# STATED PROBLEM:
Copy out the whole listing exactly as written, leaving the pictures behind.

## start

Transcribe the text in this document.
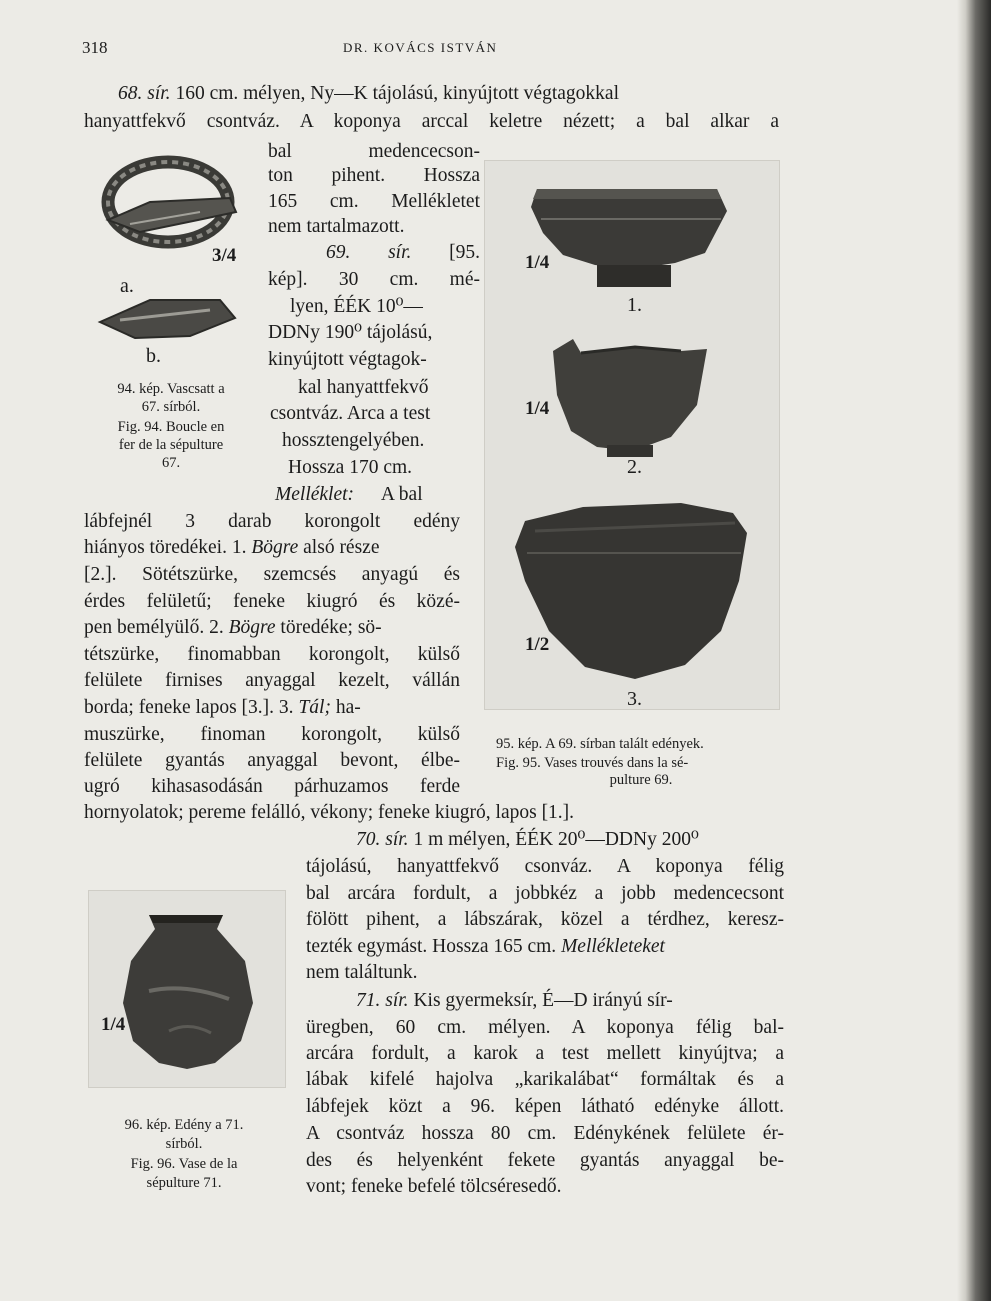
318	DR. KOVÁCS ISTVÁN
68. sír. 160 cm. mélyen, Ny—K tájolású, kinyújtott végtagokkal
hanyattfekvő csontváz. A koponya arccal keletre nézett; a bal alkar a
bal medencecson-
ton pihent. Hossza
165 cm. Mellékletet
nem tartalmazott.
69. sír. [95.
kép]. 30 cm. mé-
lyen, ÉÉK 10⁰—
DDNy 190⁰ tájolású,
kinyújtott végtagok-
kal hanyattfekvő
csontváz. Arca a test
hossztengelyében.
Hossza 170 cm.
Melléklet: A bal
lábfejnél 3 darab korongolt edény
hiányos töredékei. 1. Bögre alsó része
[2.]. Sötétszürke, szemcsés anyagú és
érdes felületű; feneke kiugró és közé-
pen bemélyülő. 2. Bögre töredéke; sö-
tétszürke, finomabban korongolt, külső
felülete firnises anyaggal kezelt, vállán
borda; feneke lapos [3.]. 3. Tál; ha-
muszürke, finoman korongolt, külső
felülete gyantás anyaggal bevont, élbe-
ugró kihasasodásán párhuzamos ferde
hornyolatok; pereme felálló, vékony; feneke kiugró, lapos [1.].
70. sír. 1 m mélyen, ÉÉK 20⁰—DDNy 200⁰
tájolású, hanyattfekvő csonváz. A koponya félig
bal arcára fordult, a jobbkéz a jobb medencecsont
fölött pihent, a lábszárak, közel a térdhez, keresz-
tezték egymást. Hossza 165 cm. Mellékleteket
nem találtunk.
71. sír. Kis gyermeksír, É—D irányú sír-
üregben, 60 cm. mélyen. A koponya félig bal-
arcára fordult, a karok a test mellett kinyújtva; a
lábak kifelé hajolva „karikalábat“ formáltak és a
lábfejek közt a 96. képen látható edényke állott.
A csontváz hossza 80 cm. Edénykének felülete ér-
des és helyenként fekete gyantás anyaggal be-
vont; feneke befelé tölcséresedő.
a.
b.
3/4
94. kép. Vascsatt a
67. sírból.
Fig. 94. Boucle en
fer de la sépulture
67.
1/4
1.
1/4
2.
1/2
3.
95. kép. A 69. sírban talált edények.
Fig. 95. Vases trouvés dans la sé-
pulture 69.
1/4
96. kép. Edény a 71.
sírból.
Fig. 96. Vase de la
sépulture 71.
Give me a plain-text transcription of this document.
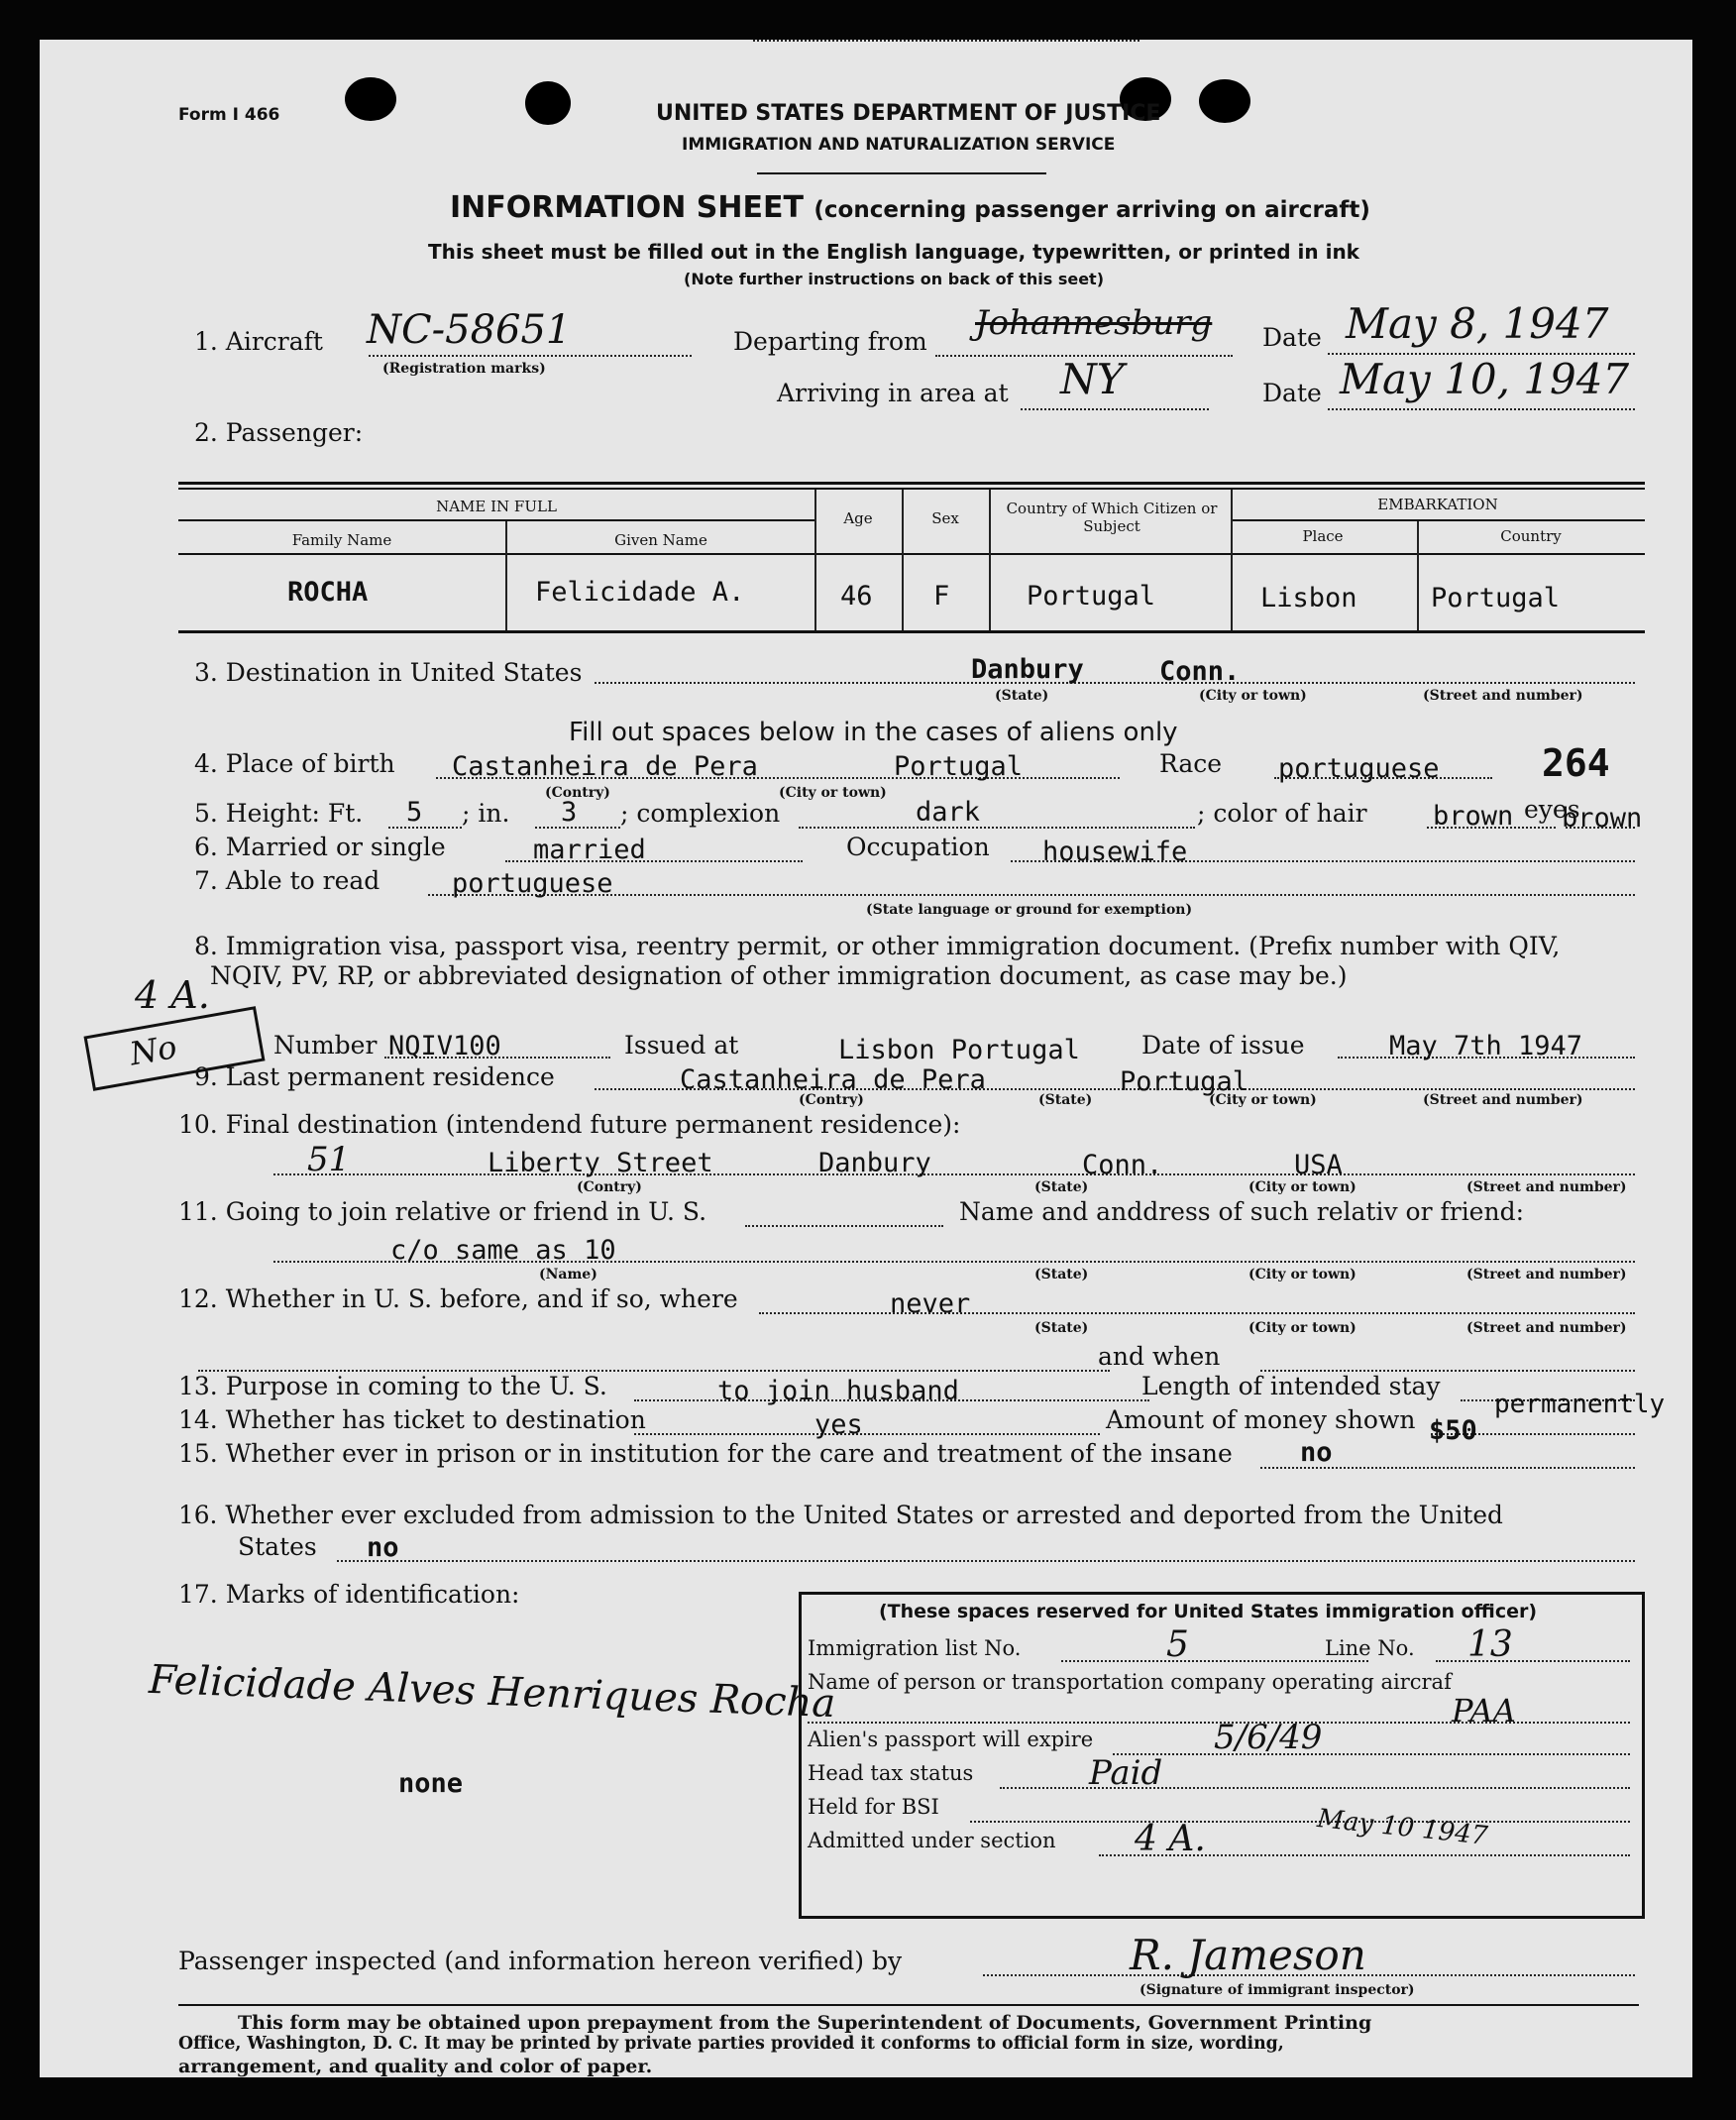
Form I 466	UNITED STATES DEPARTMENT OF JUSTICE
IMMIGRATION AND NATURALIZATION SERVICE
INFORMATION SHEET (concerning passenger arriving on aircraft)
This sheet must be filled out in the English language, typewritten, or printed in ink
(Note further instructions on back of this seet)
1. Aircraft NC-58651
(Registration marks)
Departing from Johannesburg Date May 8, 1947
Arriving in area at NY	Date May 10, 1947
2. Passenger:
NAME IN FULL	EMBARKATION
Family Name	Given Name
Age	Sex
Country of Which Citizen or Subject
Place	Country
ROCHA	Felicidade A.	46 F	Portugal	Lisbon	Portugal
3. Destination in United States	Danbury	Conn.
(State)	(City or town)	(Street and number)
Fill out spaces below in the cases of aliens only
4. Place of birth Castanheira de Pera	Portugal
(Contry)	(City or town)
Race portuguese	264
5. Height: Ft. 5 ; in. 3 ; complexion	dark	; color of hair brown eyes
brown
6. Married or single	married	Occupation housewife
7. Able to read	portuguese
(State language or ground for exemption)
8. Immigration visa, passport visa, reentry permit, or other immigration document. (Prefix number with QIV,
NQIV, PV, RP, or abbreviated designation of other immigration document, as case may be.)
4 A.
No	Number NQIV100	Issued at	Lisbon Portugal Date of issue	May 7th 1947
9. Last permanent residence	Castanheira de Pera	Portugal
(Contry)	(State)	(City or town)	(Street and number)
10. Final destination (intendend future permanent residence):
51	Liberty Street	Danbury	Conn.	USA
(Contry)	(State)	(City or town)	(Street and number)
11. Going to join relative or friend in U. S.	Name and anddress of such relativ or friend:
c/o same as 10
(Name)	(State)	(City or town)	(Street and number)
12. Whether in U. S. before, and if so, where	never
(State)	(City or town)	(Street and number)
and when
13. Purpose in coming to the U. S.	to join husband	Length of intended stay
permanently
14. Whether has ticket to destination	yes	Amount of money shown $50
15. Whether ever in prison or in institution for the care and treatment of the insane	no
16. Whether ever excluded from admission to the United States or arrested and deported from the United
States no
17. Marks of identification:
Felicidade Alves Henriques Rocha
none
(These spaces reserved for United States immigration officer)
Immigration list No.	5	Line No. 13
Name of person or transportation company operating aircraf
PAA
Alien's passport will expire	5/6/49
Head tax status	Paid
Held for BSI
Admitted under section 4 A.	May 10 1947
Passenger inspected (and information hereon verified) by	R. Jameson
(Signature of immigrant inspector)
This form may be obtained upon prepayment from the Superintendent of Documents, Government Printing
Office, Washington, D. C. It may be printed by private parties provided it conforms to official form in size, wording,
arrangement, and quality and color of paper.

## end

# WRITTEN RESPONSE:
Transcribe the text in this document.
318	DR. KOVÁCS ISTVÁN
68. sír. 160 cm. mélyen, Ny—K tájolású, kinyújtott végtagokkal
hanyattfekvő csontváz. A koponya arccal keletre nézett; a bal alkar a
bal medencecson-
ton pihent. Hossza
165 cm. Mellékletet
nem tartalmazott.
69. sír. [95.
kép]. 30 cm. mé-
lyen, ÉÉK 10⁰—
DDNy 190⁰ tájolású,
kinyújtott végtagok-
kal hanyattfekvő
csontváz. Arca a test
hossztengelyében.
Hossza 170 cm.
Melléklet: A bal
lábfejnél 3 darab korongolt edény
hiányos töredékei. 1. Bögre alsó része
[2.]. Sötétszürke, szemcsés anyagú és
érdes felületű; feneke kiugró és közé-
pen bemélyülő. 2. Bögre töredéke; sö-
tétszürke, finomabban korongolt, külső
felülete firnises anyaggal kezelt, vállán
borda; feneke lapos [3.]. 3. Tál; ha-
muszürke, finoman korongolt, külső
felülete gyantás anyaggal bevont, élbe-
ugró kihasasodásán párhuzamos ferde
hornyolatok; pereme felálló, vékony; feneke kiugró, lapos [1.].
70. sír. 1 m mélyen, ÉÉK 20⁰—DDNy 200⁰
tájolású, hanyattfekvő csonváz. A koponya félig
bal arcára fordult, a jobbkéz a jobb medencecsont
fölött pihent, a lábszárak, közel a térdhez, keresz-
tezték egymást. Hossza 165 cm. Mellékleteket
nem találtunk.
71. sír. Kis gyermeksír, É—D irányú sír-
üregben, 60 cm. mélyen. A koponya félig bal-
arcára fordult, a karok a test mellett kinyújtva; a
lábak kifelé hajolva „karikalábat“ formáltak és a
lábfejek közt a 96. képen látható edényke állott.
A csontváz hossza 80 cm. Edénykének felülete ér-
des és helyenként fekete gyantás anyaggal be-
vont; feneke befelé tölcséresedő.
a.
b.
3/4
94. kép. Vascsatt a
67. sírból.
Fig. 94. Boucle en
fer de la sépulture
67.
1/4
1.
1/4
2.
1/2
3.
95. kép. A 69. sírban talált edények.
Fig. 95. Vases trouvés dans la sé-
pulture 69.
1/4
96. kép. Edény a 71.
sírból.
Fig. 96. Vase de la
sépulture 71.
Give me a plain-text transcription of this document.
Form I 466	UNITED STATES DEPARTMENT OF JUSTICE
IMMIGRATION AND NATURALIZATION SERVICE
INFORMATION SHEET (concerning passenger arriving on aircraft)
This sheet must be filled out in the English language, typewritten, or printed in ink
(Note further instructions on back of this seet)
1. Aircraft NC-58651
(Registration marks)
Departing from Johannesburg Date May 8, 1947
Arriving in area at NY	Date May 10, 1947
2. Passenger:
NAME IN FULL	EMBARKATION
Family Name	Given Name
Age	Sex
Country of Which Citizen or Subject
Place	Country
ROCHA	Felicidade A.	46 F	Portugal	Lisbon	Portugal
3. Destination in United States	Danbury	Conn.
(State)	(City or town)	(Street and number)
Fill out spaces below in the cases of aliens only
4. Place of birth Castanheira de Pera	Portugal
(Contry)	(City or town)
Race portuguese	264
5. Height: Ft. 5 ; in. 3 ; complexion	dark	; color of hair brown eyes
brown
6. Married or single	married	Occupation housewife
7. Able to read	portuguese
(State language or ground for exemption)
8. Immigration visa, passport visa, reentry permit, or other immigration document. (Prefix number with QIV,
NQIV, PV, RP, or abbreviated designation of other immigration document, as case may be.)
4 A.
No	Number NQIV100	Issued at	Lisbon Portugal Date of issue	May 7th 1947
9. Last permanent residence	Castanheira de Pera	Portugal
(Contry)	(State)	(City or town)	(Street and number)
10. Final destination (intendend future permanent residence):
51	Liberty Street	Danbury	Conn.	USA
(Contry)	(State)	(City or town)	(Street and number)
11. Going to join relative or friend in U. S.	Name and anddress of such relativ or friend:
c/o same as 10
(Name)	(State)	(City or town)	(Street and number)
12. Whether in U. S. before, and if so, where	never
(State)	(City or town)	(Street and number)
and when
13. Purpose in coming to the U. S.	to join husband	Length of intended stay
permanently
14. Whether has ticket to destination	yes	Amount of money shown $50
15. Whether ever in prison or in institution for the care and treatment of the insane	no
16. Whether ever excluded from admission to the United States or arrested and deported from the United
States no
17. Marks of identification:
Felicidade Alves Henriques Rocha
none
(These spaces reserved for United States immigration officer)
Immigration list No.	5	Line No. 13
Name of person or transportation company operating aircraf
PAA
Alien's passport will expire	5/6/49
Head tax status	Paid
Held for BSI
Admitted under section 4 A.	May 10 1947
Passenger inspected (and information hereon verified) by	R. Jameson
(Signature of immigrant inspector)
This form may be obtained upon prepayment from the Superintendent of Documents, Government Printing
Office, Washington, D. C. It may be printed by private parties provided it conforms to official form in size, wording,
arrangement, and quality and color of paper.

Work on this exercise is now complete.